▶ **Exercise brief**: Count the lines below that contain the word "Dışişleri", and give only that number.

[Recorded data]
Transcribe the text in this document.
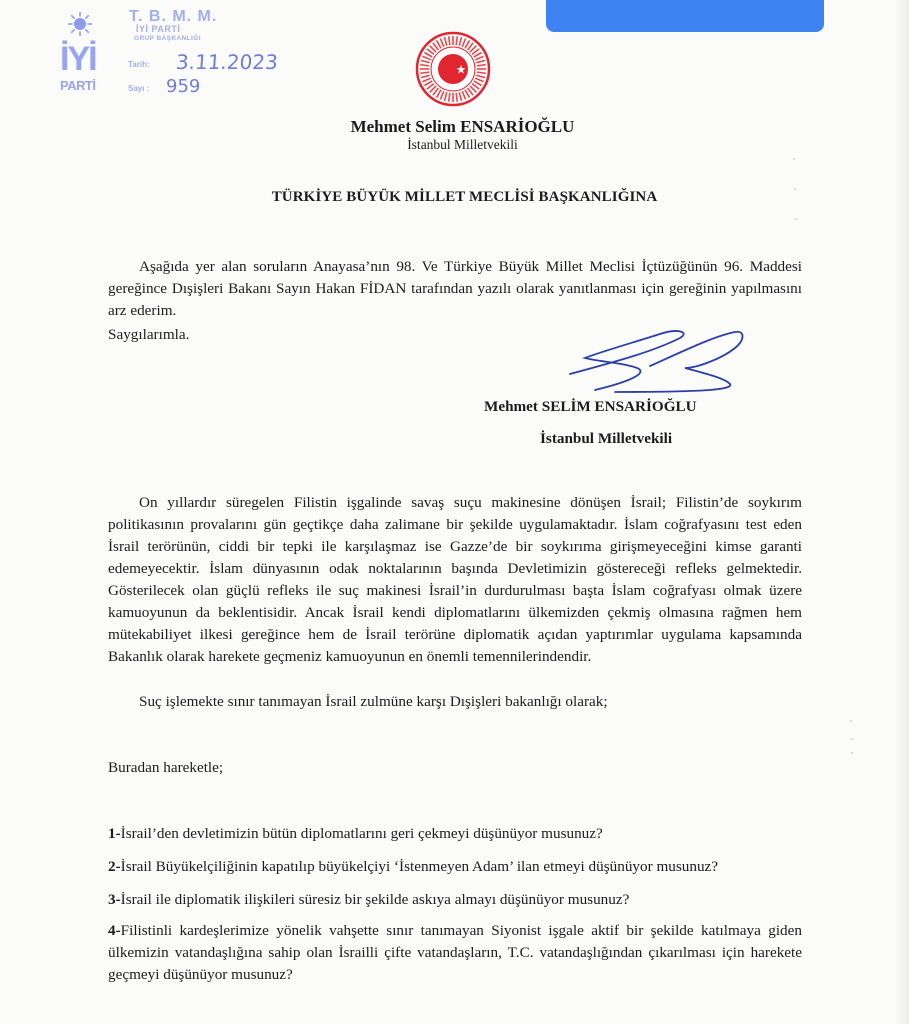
İYİ
PARTİ
T. B. M. M.
İYİ PARTİ
GRUP BAŞKANLIĞI
Tarih: 3.11.2023
Sayı : 959
Mehmet Selim ENSARİOĞLU
İstanbul Milletvekili
TÜRKİYE BÜYÜK MİLLET MECLİSİ BAŞKANLIĞINA
Aşağıda yer alan soruların Anayasa’nın 98. Ve Türkiye Büyük Millet Meclisi İçtüzüğünün 96. Maddesi gereğince Dışişleri Bakanı Sayın Hakan FİDAN tarafından yazılı olarak yanıtlanması için gereğinin yapılmasını arz ederim.
Saygılarımla.
Mehmet SELİM ENSARİOĞLU
İstanbul Milletvekili
On yıllardır süregelen Filistin işgalinde savaş suçu makinesine dönüşen İsrail; Filistin’de soykırım politikasının provalarını gün geçtikçe daha zalimane bir şekilde uygulamaktadır. İslam coğrafyasını test eden İsrail terörünün, ciddi bir tepki ile karşılaşmaz ise Gazze’de bir soykırıma girişmeyeceğini kimse garanti edemeyecektir. İslam dünyasının odak noktalarının başında Devletimizin göstereceği refleks gelmektedir. Gösterilecek olan güçlü refleks ile suç makinesi İsrail’in durdurulması başta İslam coğrafyası olmak üzere kamuoyunun da beklentisidir. Ancak İsrail kendi diplomatlarını ülkemizden çekmiş olmasına rağmen hem mütekabiliyet ilkesi gereğince hem de İsrail terörüne diplomatik açıdan yaptırımlar uygulama kapsamında Bakanlık olarak harekete geçmeniz kamuoyunun en önemli temennilerindendir.
Suç işlemekte sınır tanımayan İsrail zulmüne karşı Dışişleri bakanlığı olarak;
Buradan hareketle;
1-İsrail’den devletimizin bütün diplomatlarını geri çekmeyi düşünüyor musunuz?
2-İsrail Büyükelçiliğinin kapatılıp büyükelçiyi ‘İstenmeyen Adam’ ilan etmeyi düşünüyor musunuz?
3-İsrail ile diplomatik ilişkileri süresiz bir şekilde askıya almayı düşünüyor musunuz?
4-Filistinli kardeşlerimize yönelik vahşette sınır tanımayan Siyonist işgale aktif bir şekilde katılmaya giden ülkemizin vatandaşlığına sahip olan İsrailli çifte vatandaşların, T.C. vatandaşlığından çıkarılması için harekete geçmeyi düşünüyor musunuz?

▶ **Answer to this problem**: 2